***** DATA SUPPLIED

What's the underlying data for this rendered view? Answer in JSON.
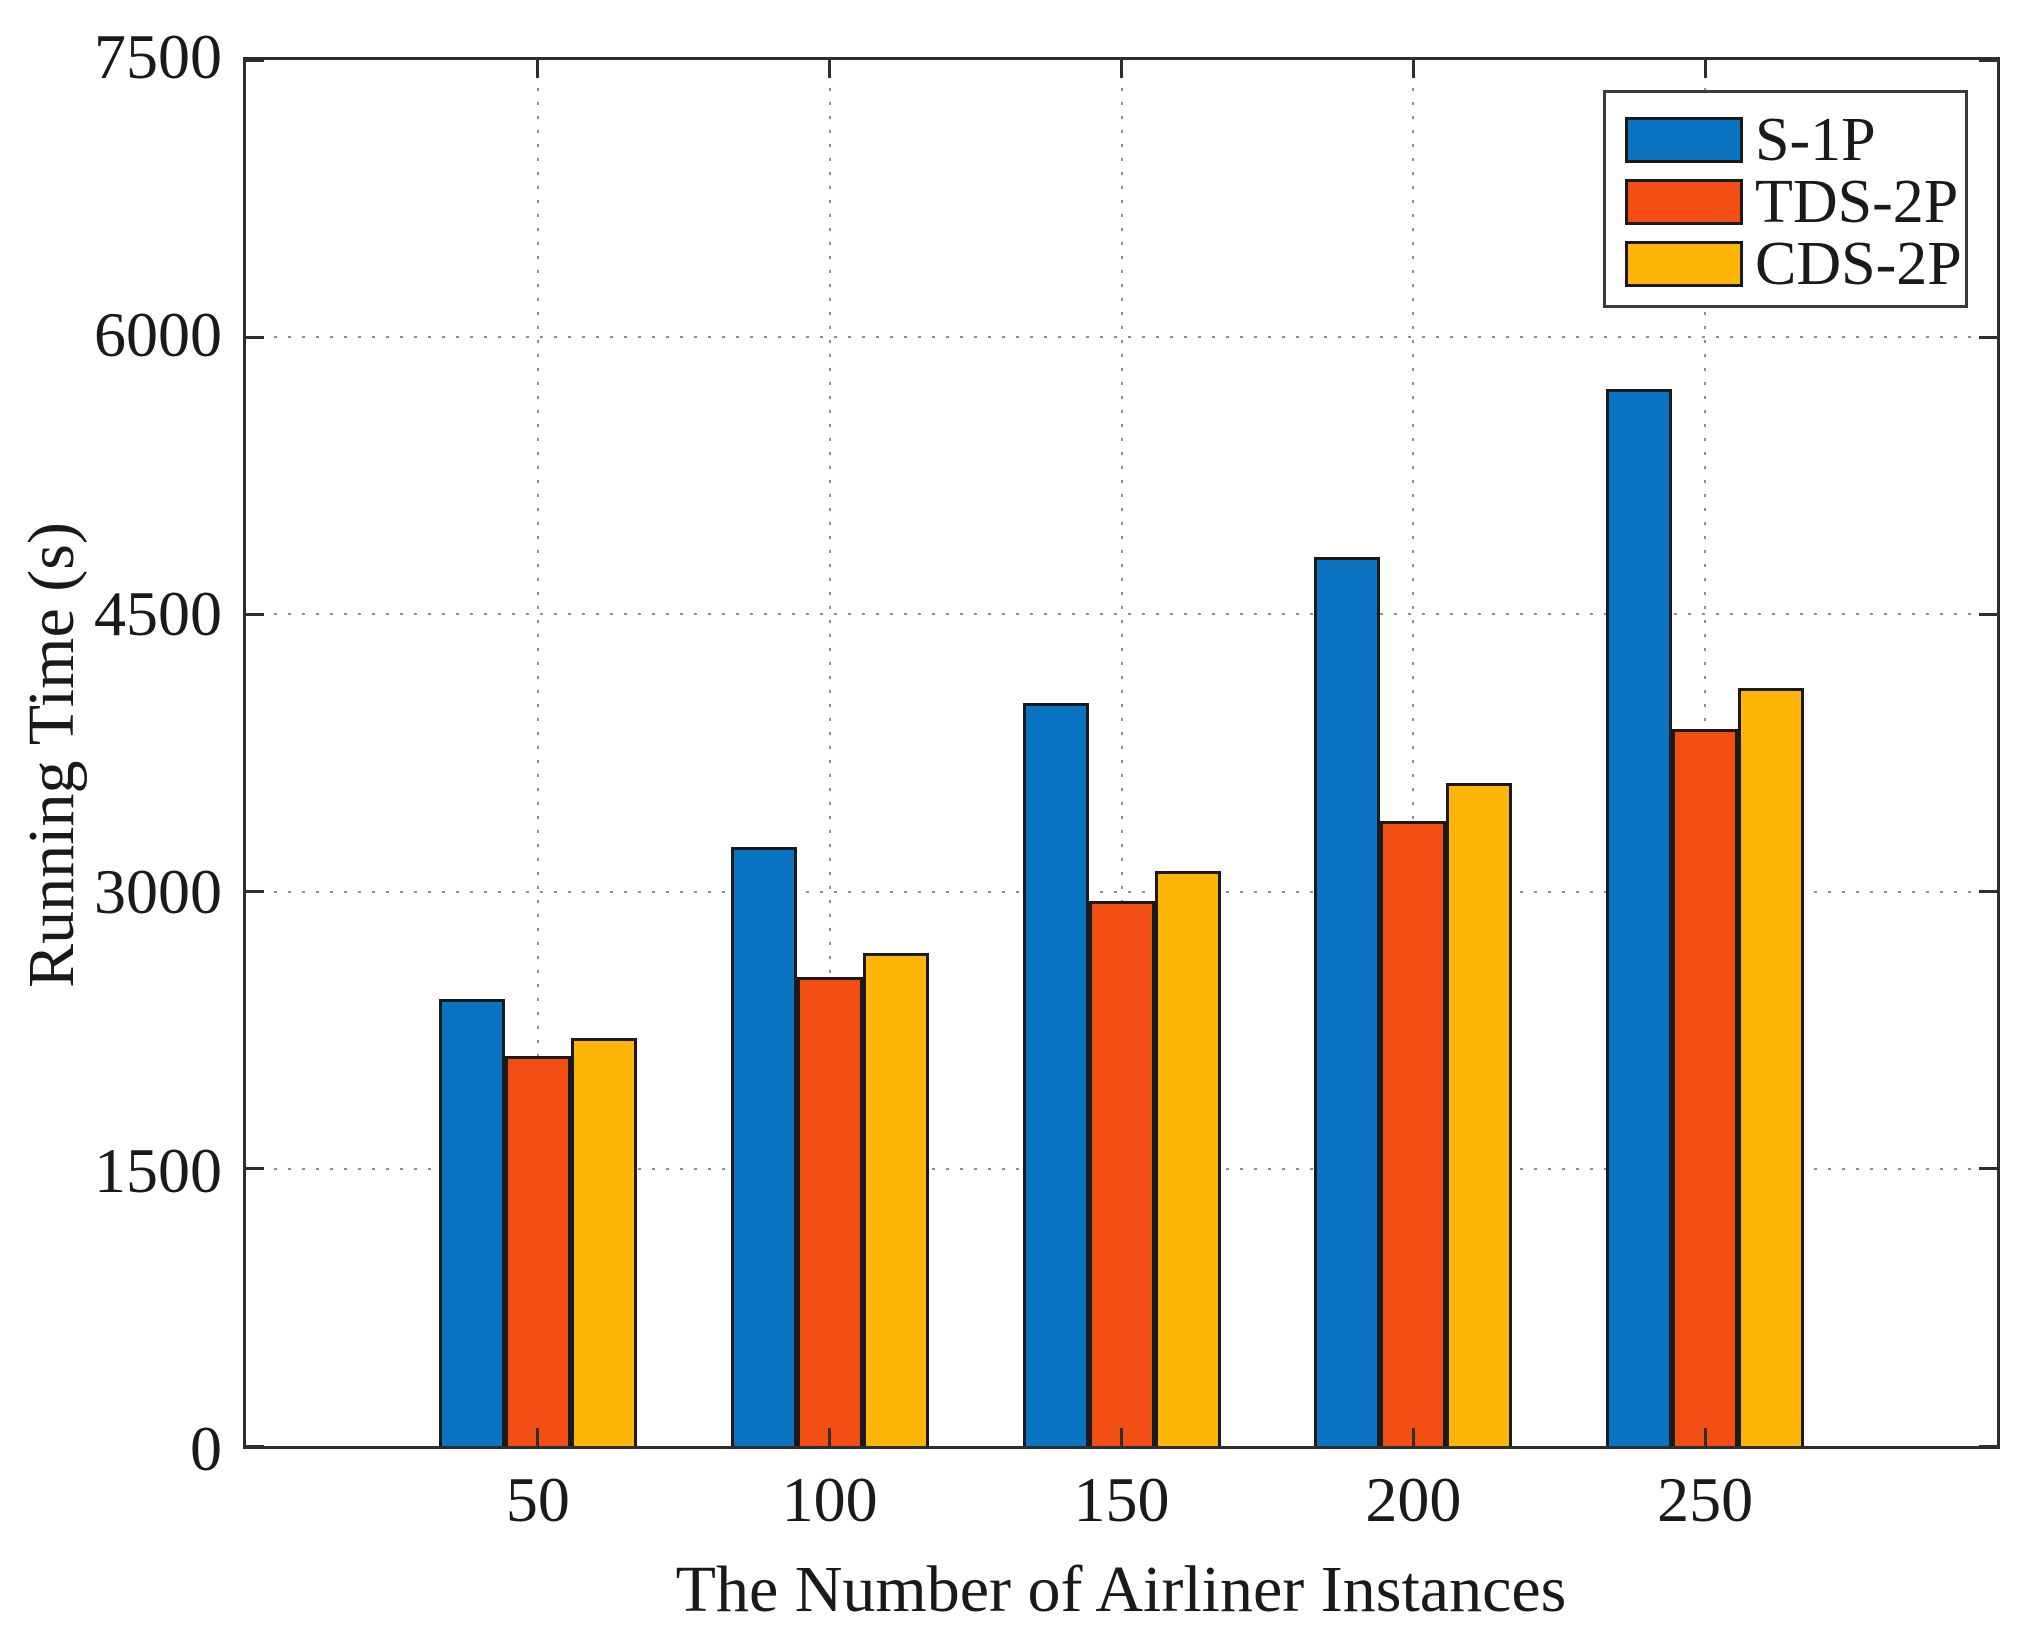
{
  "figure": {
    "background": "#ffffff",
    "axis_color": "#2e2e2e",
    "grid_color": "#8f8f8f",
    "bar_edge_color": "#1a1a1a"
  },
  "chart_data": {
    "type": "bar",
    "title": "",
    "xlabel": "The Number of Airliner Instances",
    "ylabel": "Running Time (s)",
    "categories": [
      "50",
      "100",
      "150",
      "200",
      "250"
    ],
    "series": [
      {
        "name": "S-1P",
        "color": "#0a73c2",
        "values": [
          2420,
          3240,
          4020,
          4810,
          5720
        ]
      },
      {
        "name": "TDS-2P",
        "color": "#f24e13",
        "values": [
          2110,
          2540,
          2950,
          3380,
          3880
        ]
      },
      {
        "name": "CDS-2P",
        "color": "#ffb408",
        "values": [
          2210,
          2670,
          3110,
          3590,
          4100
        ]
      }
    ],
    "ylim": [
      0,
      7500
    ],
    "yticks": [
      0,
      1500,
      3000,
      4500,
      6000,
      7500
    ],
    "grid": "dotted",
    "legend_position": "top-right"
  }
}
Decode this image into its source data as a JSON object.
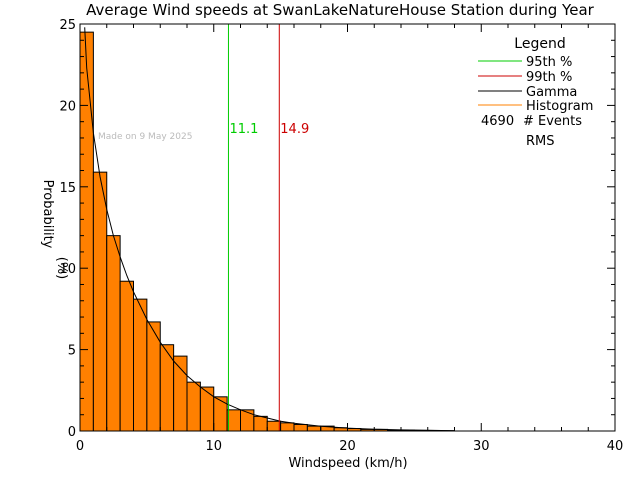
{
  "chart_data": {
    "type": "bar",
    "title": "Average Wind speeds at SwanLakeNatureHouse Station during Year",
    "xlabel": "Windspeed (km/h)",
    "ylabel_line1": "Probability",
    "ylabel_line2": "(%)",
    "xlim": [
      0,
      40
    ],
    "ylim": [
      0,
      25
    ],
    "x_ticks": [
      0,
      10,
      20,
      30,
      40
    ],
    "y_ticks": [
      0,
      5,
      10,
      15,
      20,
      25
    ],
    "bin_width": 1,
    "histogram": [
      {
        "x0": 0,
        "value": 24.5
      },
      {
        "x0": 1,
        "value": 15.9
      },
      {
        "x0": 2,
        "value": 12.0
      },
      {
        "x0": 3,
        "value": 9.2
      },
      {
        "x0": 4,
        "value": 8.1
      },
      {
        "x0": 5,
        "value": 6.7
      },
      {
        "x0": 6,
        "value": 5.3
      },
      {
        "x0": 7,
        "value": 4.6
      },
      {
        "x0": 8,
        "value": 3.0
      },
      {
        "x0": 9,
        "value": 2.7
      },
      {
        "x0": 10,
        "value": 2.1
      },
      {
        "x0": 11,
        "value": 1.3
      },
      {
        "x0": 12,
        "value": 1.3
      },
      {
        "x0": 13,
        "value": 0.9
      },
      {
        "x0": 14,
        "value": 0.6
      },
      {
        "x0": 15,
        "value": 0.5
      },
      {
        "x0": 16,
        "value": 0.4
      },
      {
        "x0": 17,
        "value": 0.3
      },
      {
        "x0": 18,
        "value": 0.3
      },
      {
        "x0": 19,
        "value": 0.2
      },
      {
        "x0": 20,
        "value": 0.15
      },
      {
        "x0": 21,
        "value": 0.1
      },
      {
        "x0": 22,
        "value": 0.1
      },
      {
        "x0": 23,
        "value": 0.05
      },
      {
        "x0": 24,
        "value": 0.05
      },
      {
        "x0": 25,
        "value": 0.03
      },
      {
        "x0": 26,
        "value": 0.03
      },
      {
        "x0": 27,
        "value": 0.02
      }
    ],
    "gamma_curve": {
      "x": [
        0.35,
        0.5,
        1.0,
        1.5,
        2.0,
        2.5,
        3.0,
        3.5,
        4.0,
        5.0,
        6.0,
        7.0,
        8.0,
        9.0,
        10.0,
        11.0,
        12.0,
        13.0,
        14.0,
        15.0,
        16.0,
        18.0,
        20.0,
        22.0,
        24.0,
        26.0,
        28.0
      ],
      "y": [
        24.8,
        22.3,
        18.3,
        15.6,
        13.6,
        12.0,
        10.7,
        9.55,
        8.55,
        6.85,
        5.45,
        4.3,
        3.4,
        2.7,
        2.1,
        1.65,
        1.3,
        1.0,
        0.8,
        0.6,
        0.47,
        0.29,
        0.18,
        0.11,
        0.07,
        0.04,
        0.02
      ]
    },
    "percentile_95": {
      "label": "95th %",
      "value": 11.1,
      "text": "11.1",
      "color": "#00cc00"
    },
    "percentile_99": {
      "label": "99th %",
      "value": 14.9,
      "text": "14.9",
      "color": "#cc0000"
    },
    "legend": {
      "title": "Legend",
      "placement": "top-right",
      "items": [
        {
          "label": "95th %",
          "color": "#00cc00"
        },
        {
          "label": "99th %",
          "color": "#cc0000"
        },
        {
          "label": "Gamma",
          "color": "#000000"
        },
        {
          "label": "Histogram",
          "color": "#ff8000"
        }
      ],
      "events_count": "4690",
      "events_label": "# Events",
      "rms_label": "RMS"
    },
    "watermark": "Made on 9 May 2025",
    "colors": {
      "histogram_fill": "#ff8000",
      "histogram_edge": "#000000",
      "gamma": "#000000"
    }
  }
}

**********

= WHAT YOU WILL DO =
Transcribe the whole listing exactly. Pictures are excluded.

= EXERCISE ANSWER =
What's the underlying data for this rendered view? Answer in JSON.
{
  "figure": {
    "background": "#ffffff",
    "axis_color": "#2e2e2e",
    "grid_color": "#8f8f8f",
    "bar_edge_color": "#1a1a1a"
  },
  "chart_data": {
    "type": "bar",
    "title": "",
    "xlabel": "The Number of Airliner Instances",
    "ylabel": "Running Time (s)",
    "categories": [
      "50",
      "100",
      "150",
      "200",
      "250"
    ],
    "series": [
      {
        "name": "S-1P",
        "color": "#0a73c2",
        "values": [
          2420,
          3240,
          4020,
          4810,
          5720
        ]
      },
      {
        "name": "TDS-2P",
        "color": "#f24e13",
        "values": [
          2110,
          2540,
          2950,
          3380,
          3880
        ]
      },
      {
        "name": "CDS-2P",
        "color": "#ffb408",
        "values": [
          2210,
          2670,
          3110,
          3590,
          4100
        ]
      }
    ],
    "ylim": [
      0,
      7500
    ],
    "yticks": [
      0,
      1500,
      3000,
      4500,
      6000,
      7500
    ],
    "grid": "dotted",
    "legend_position": "top-right"
  }
}
Decode this image into its source data as a JSON object.
{
  "chart_data": {
    "type": "bar",
    "title": "Average Wind speeds at SwanLakeNatureHouse Station during Year",
    "xlabel": "Windspeed (km/h)",
    "ylabel_line1": "Probability",
    "ylabel_line2": "(%)",
    "xlim": [
      0,
      40
    ],
    "ylim": [
      0,
      25
    ],
    "x_ticks": [
      0,
      10,
      20,
      30,
      40
    ],
    "y_ticks": [
      0,
      5,
      10,
      15,
      20,
      25
    ],
    "bin_width": 1,
    "histogram": [
      {
        "x0": 0,
        "value": 24.5
      },
      {
        "x0": 1,
        "value": 15.9
      },
      {
        "x0": 2,
        "value": 12.0
      },
      {
        "x0": 3,
        "value": 9.2
      },
      {
        "x0": 4,
        "value": 8.1
      },
      {
        "x0": 5,
        "value": 6.7
      },
      {
        "x0": 6,
        "value": 5.3
      },
      {
        "x0": 7,
        "value": 4.6
      },
      {
        "x0": 8,
        "value": 3.0
      },
      {
        "x0": 9,
        "value": 2.7
      },
      {
        "x0": 10,
        "value": 2.1
      },
      {
        "x0": 11,
        "value": 1.3
      },
      {
        "x0": 12,
        "value": 1.3
      },
      {
        "x0": 13,
        "value": 0.9
      },
      {
        "x0": 14,
        "value": 0.6
      },
      {
        "x0": 15,
        "value": 0.5
      },
      {
        "x0": 16,
        "value": 0.4
      },
      {
        "x0": 17,
        "value": 0.3
      },
      {
        "x0": 18,
        "value": 0.3
      },
      {
        "x0": 19,
        "value": 0.2
      },
      {
        "x0": 20,
        "value": 0.15
      },
      {
        "x0": 21,
        "value": 0.1
      },
      {
        "x0": 22,
        "value": 0.1
      },
      {
        "x0": 23,
        "value": 0.05
      },
      {
        "x0": 24,
        "value": 0.05
      },
      {
        "x0": 25,
        "value": 0.03
      },
      {
        "x0": 26,
        "value": 0.03
      },
      {
        "x0": 27,
        "value": 0.02
      }
    ],
    "gamma_curve": {
      "x": [
        0.35,
        0.5,
        1.0,
        1.5,
        2.0,
        2.5,
        3.0,
        3.5,
        4.0,
        5.0,
        6.0,
        7.0,
        8.0,
        9.0,
        10.0,
        11.0,
        12.0,
        13.0,
        14.0,
        15.0,
        16.0,
        18.0,
        20.0,
        22.0,
        24.0,
        26.0,
        28.0
      ],
      "y": [
        24.8,
        22.3,
        18.3,
        15.6,
        13.6,
        12.0,
        10.7,
        9.55,
        8.55,
        6.85,
        5.45,
        4.3,
        3.4,
        2.7,
        2.1,
        1.65,
        1.3,
        1.0,
        0.8,
        0.6,
        0.47,
        0.29,
        0.18,
        0.11,
        0.07,
        0.04,
        0.02
      ]
    },
    "percentile_95": {
      "label": "95th %",
      "value": 11.1,
      "text": "11.1",
      "color": "#00cc00"
    },
    "percentile_99": {
      "label": "99th %",
      "value": 14.9,
      "text": "14.9",
      "color": "#cc0000"
    },
    "legend": {
      "title": "Legend",
      "placement": "top-right",
      "items": [
        {
          "label": "95th %",
          "color": "#00cc00"
        },
        {
          "label": "99th %",
          "color": "#cc0000"
        },
        {
          "label": "Gamma",
          "color": "#000000"
        },
        {
          "label": "Histogram",
          "color": "#ff8000"
        }
      ],
      "events_count": "4690",
      "events_label": "# Events",
      "rms_label": "RMS"
    },
    "watermark": "Made on 9 May 2025",
    "colors": {
      "histogram_fill": "#ff8000",
      "histogram_edge": "#000000",
      "gamma": "#000000"
    }
  }
}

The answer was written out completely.